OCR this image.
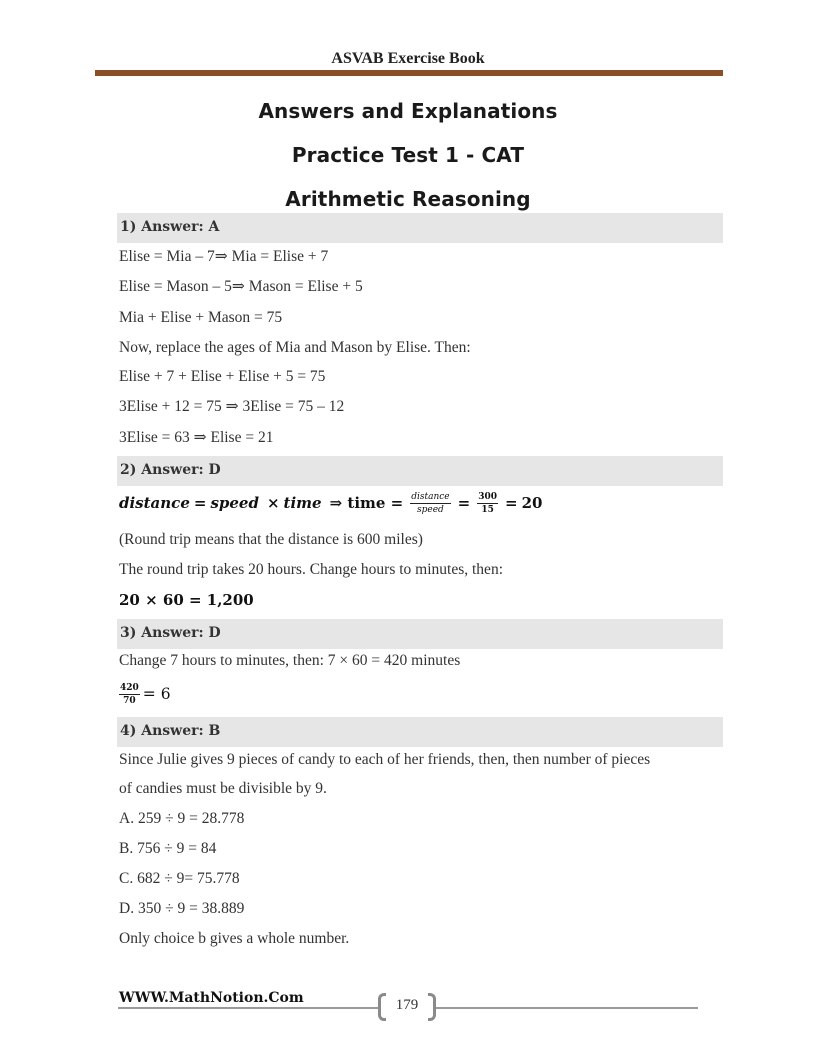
ASVAB Exercise Book
Answers and Explanations
Practice Test 1 - CAT
Arithmetic Reasoning
1) Answer: A
Elise = Mia – 7⇒ Mia = Elise + 7
Elise = Mason – 5⇒ Mason = Elise + 5
Mia + Elise + Mason = 75
Now, replace the ages of Mia and Mason by Elise. Then:
Elise + 7 + Elise + Elise + 5 = 75
3Elise + 12 = 75 ⇒ 3Elise = 75 – 12
3Elise = 63 ⇒ Elise = 21
2) Answer: D
distance = speed × time ⇒ time = $\frac{\text{distance}}{\text{speed}} = \frac{300}{15} = 20$
(Round trip means that the distance is 600 miles)
The round trip takes 20 hours. Change hours to minutes, then:
20 × 60 = 1,200
3) Answer: D
Change 7 hours to minutes, then: 7 × 60 = 420 minutes
$\frac{420}{70} = 6$
4) Answer: B
Since Julie gives 9 pieces of candy to each of her friends, then, then number of pieces
of candies must be divisible by 9.
A. 259 ÷ 9 = 28.778
B. 756 ÷ 9 = 84
C. 682 ÷ 9= 75.778
D. 350 ÷ 9 = 38.889
Only choice b gives a whole number.
WWW.MathNotion.Com	179
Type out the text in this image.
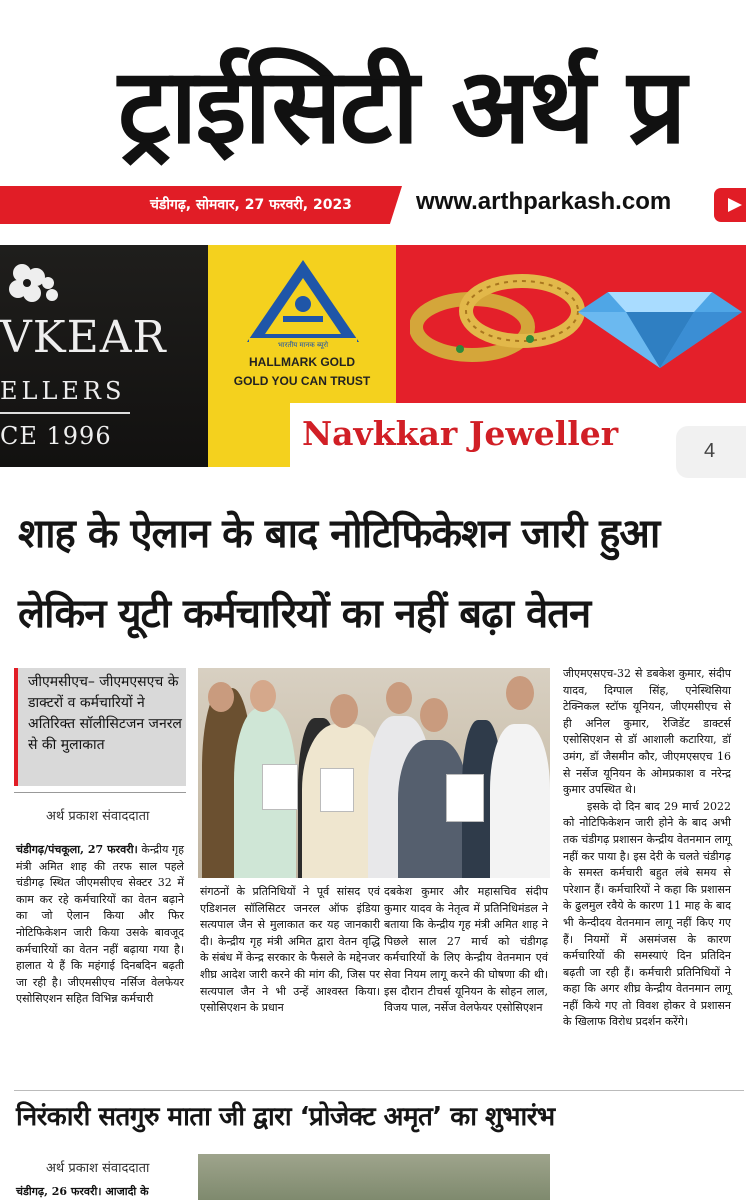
ट्राईसिटी अर्थ प्र
चंडीगढ़, सोमवार, 27 फरवरी, 2023	www.arthparkash.com
VKEAR
ELLERS
CE 1996
भारतीय मानक ब्यूरो
HALLMARK GOLD
GOLD YOU CAN TRUST
Navkkar Jeweller	4
शाह के ऐलान के बाद नोटिफिकेशन जारी हुआ
लेकिन यूटी कर्मचारियों का नहीं बढ़ा वेतन
जीएमसीएच– जीएमएसएच के डाक्टरों व कर्मचारियों ने अतिरिक्त सॉलीसिटजन जनरल से की मुलाकात
अर्थ प्रकाश संवाददाता
चंडीगढ़/पंचकूला, 27 फरवरी। केन्द्रीय गृह मंत्री अमित शाह की तरफ साल पहले चंडीगढ़ स्थित जीएमसीएच सेक्टर 32 में काम कर रहे कर्मचारियों का वेतन बढ़ाने का जो ऐलान किया और फिर नोटिफिकेशन जारी किया उसके बावजूद कर्मचारियों का वेतन नहीं बढ़ाया गया है। हालात ये हैं कि महंगाई दिनबदिन बढ़ती जा रही है। जीएमसीएच नर्सिज वेलफेयर एसोसिएशन सहित विभिन्न कर्मचारी
संगठनों के प्रतिनिधियों ने पूर्व सांसद एवं एडिशनल सॉलिसिटर जनरल ऑफ इंडिया सत्यपाल जैन से मुलाकात कर यह जानकारी दी। केन्द्रीय गृह मंत्री अमित द्वारा वेतन वृद्धि के संबंध में केन्द्र सरकार के फैसले के मद्देनजर शीघ्र आदेश जारी करने की मांग की, जिस पर सत्यपाल जैन ने भी उन्हें आश्वस्त किया। एसोसिएशन के प्रधान
दबकेश कुमार और महासचिव संदीप कुमार यादव के नेतृत्व में प्रतिनिधिमंडल ने बताया कि केन्द्रीय गृह मंत्री अमित शाह ने पिछले साल 27 मार्च को चंडीगढ़ कर्मचारियों के लिए केन्द्रीय वेतनमान एवं सेवा नियम लागू करने की घोषणा की थी। इस दौरान टीचर्स यूनियन के सोहन लाल, विजय पाल, नर्सेज वेलफेयर एसोसिएशन

जीएमएसएच-32 से डबकेश कुमार, संदीप यादव, दिग्पाल सिंह, एनेस्थिसिया टेक्निकल स्टॉफ यूनियन, जीएमसीएच से ही अनिल कुमार, रेजिडेंट डाक्टर्स एसोसिएशन से डॉ आशाली कटारिया, डॉ उमंग, डॉ जैसमीन कौर, जीएमएसएच 16 से नर्सेज यूनियन के ओमप्रकाश व नरेन्द्र कुमार उपस्थित थे।

इसके दो दिन बाद 29 मार्च 2022 को नोटिफिकेशन जारी होने के बाद अभी तक चंडीगढ़ प्रशासन केन्द्रीय वेतनमान लागू नहीं कर पाया है। इस देरी के चलते चंडीगढ़ के समस्त कर्मचारी बहुत लंबे समय से परेशान हैं। कर्मचारियों ने कहा कि प्रशासन के ढुलमुल रवैये के कारण 11 माह के बाद भी केन्दीदय वेतनमान लागू नहीं किए गए हैं। नियमों में असमंजस के कारण कर्मचारियों की समस्याएं दिन प्रतिदिन बढ़ती जा रही हैं। कर्मचारी प्रतिनिधियों ने कहा कि अगर शीघ्र केन्द्रीय वेतनमान लागू नहीं किये गए तो विवश होकर वे प्रशासन के खिलाफ विरोध प्रदर्शन करेंगे।

निरंकारी सतगुरु माता जी द्वारा ‘प्रोजेक्ट अमृत’ का शुभारंभ
अर्थ प्रकाश संवाददाता
चंडीगढ़, 26 फरवरी। आजादी के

What you need to do: Exclude the images, then output the data above word for word.

Answer to this exercise:
OCR this image.
ASVAB Exercise Book
Answers and Explanations
Practice Test 1 - CAT
Arithmetic Reasoning
1) Answer: A
Elise = Mia – 7⇒ Mia = Elise + 7
Elise = Mason – 5⇒ Mason = Elise + 5
Mia + Elise + Mason = 75
Now, replace the ages of Mia and Mason by Elise. Then:
Elise + 7 + Elise + Elise + 5 = 75
3Elise + 12 = 75 ⇒ 3Elise = 75 – 12
3Elise = 63 ⇒ Elise = 21
2) Answer: D
distance = speed × time ⇒ time = $\frac{\text{distance}}{\text{speed}} = \frac{300}{15} = 20$
(Round trip means that the distance is 600 miles)
The round trip takes 20 hours. Change hours to minutes, then:
20 × 60 = 1,200
3) Answer: D
Change 7 hours to minutes, then: 7 × 60 = 420 minutes
$\frac{420}{70} = 6$
4) Answer: B
Since Julie gives 9 pieces of candy to each of her friends, then, then number of pieces
of candies must be divisible by 9.
A. 259 ÷ 9 = 28.778
B. 756 ÷ 9 = 84
C. 682 ÷ 9= 75.778
D. 350 ÷ 9 = 38.889
Only choice b gives a whole number.
WWW.MathNotion.Com	179
Type out the text in this image.
ट्राईसिटी अर्थ प्र
चंडीगढ़, सोमवार, 27 फरवरी, 2023	www.arthparkash.com
VKEAR
ELLERS
CE 1996
भारतीय मानक ब्यूरो
HALLMARK GOLD
GOLD YOU CAN TRUST
Navkkar Jeweller	4
शाह के ऐलान के बाद नोटिफिकेशन जारी हुआ
लेकिन यूटी कर्मचारियों का नहीं बढ़ा वेतन
जीएमसीएच– जीएमएसएच के डाक्टरों व कर्मचारियों ने अतिरिक्त सॉलीसिटजन जनरल से की मुलाकात
अर्थ प्रकाश संवाददाता
चंडीगढ़/पंचकूला, 27 फरवरी। केन्द्रीय गृह मंत्री अमित शाह की तरफ साल पहले चंडीगढ़ स्थित जीएमसीएच सेक्टर 32 में काम कर रहे कर्मचारियों का वेतन बढ़ाने का जो ऐलान किया और फिर नोटिफिकेशन जारी किया उसके बावजूद कर्मचारियों का वेतन नहीं बढ़ाया गया है। हालात ये हैं कि महंगाई दिनबदिन बढ़ती जा रही है। जीएमसीएच नर्सिज वेलफेयर एसोसिएशन सहित विभिन्न कर्मचारी
संगठनों के प्रतिनिधियों ने पूर्व सांसद एवं एडिशनल सॉलिसिटर जनरल ऑफ इंडिया सत्यपाल जैन से मुलाकात कर यह जानकारी दी। केन्द्रीय गृह मंत्री अमित द्वारा वेतन वृद्धि के संबंध में केन्द्र सरकार के फैसले के मद्देनजर शीघ्र आदेश जारी करने की मांग की, जिस पर सत्यपाल जैन ने भी उन्हें आश्वस्त किया। एसोसिएशन के प्रधान
दबकेश कुमार और महासचिव संदीप कुमार यादव के नेतृत्व में प्रतिनिधिमंडल ने बताया कि केन्द्रीय गृह मंत्री अमित शाह ने पिछले साल 27 मार्च को चंडीगढ़ कर्मचारियों के लिए केन्द्रीय वेतनमान एवं सेवा नियम लागू करने की घोषणा की थी। इस दौरान टीचर्स यूनियन के सोहन लाल, विजय पाल, नर्सेज वेलफेयर एसोसिएशन

जीएमएसएच-32 से डबकेश कुमार, संदीप यादव, दिग्पाल सिंह, एनेस्थिसिया टेक्निकल स्टॉफ यूनियन, जीएमसीएच से ही अनिल कुमार, रेजिडेंट डाक्टर्स एसोसिएशन से डॉ आशाली कटारिया, डॉ उमंग, डॉ जैसमीन कौर, जीएमएसएच 16 से नर्सेज यूनियन के ओमप्रकाश व नरेन्द्र कुमार उपस्थित थे।

इसके दो दिन बाद 29 मार्च 2022 को नोटिफिकेशन जारी होने के बाद अभी तक चंडीगढ़ प्रशासन केन्द्रीय वेतनमान लागू नहीं कर पाया है। इस देरी के चलते चंडीगढ़ के समस्त कर्मचारी बहुत लंबे समय से परेशान हैं। कर्मचारियों ने कहा कि प्रशासन के ढुलमुल रवैये के कारण 11 माह के बाद भी केन्दीदय वेतनमान लागू नहीं किए गए हैं। नियमों में असमंजस के कारण कर्मचारियों की समस्याएं दिन प्रतिदिन बढ़ती जा रही हैं। कर्मचारी प्रतिनिधियों ने कहा कि अगर शीघ्र केन्द्रीय वेतनमान लागू नहीं किये गए तो विवश होकर वे प्रशासन के खिलाफ विरोध प्रदर्शन करेंगे।

निरंकारी सतगुरु माता जी द्वारा ‘प्रोजेक्ट अमृत’ का शुभारंभ
अर्थ प्रकाश संवाददाता
चंडीगढ़, 26 फरवरी। आजादी के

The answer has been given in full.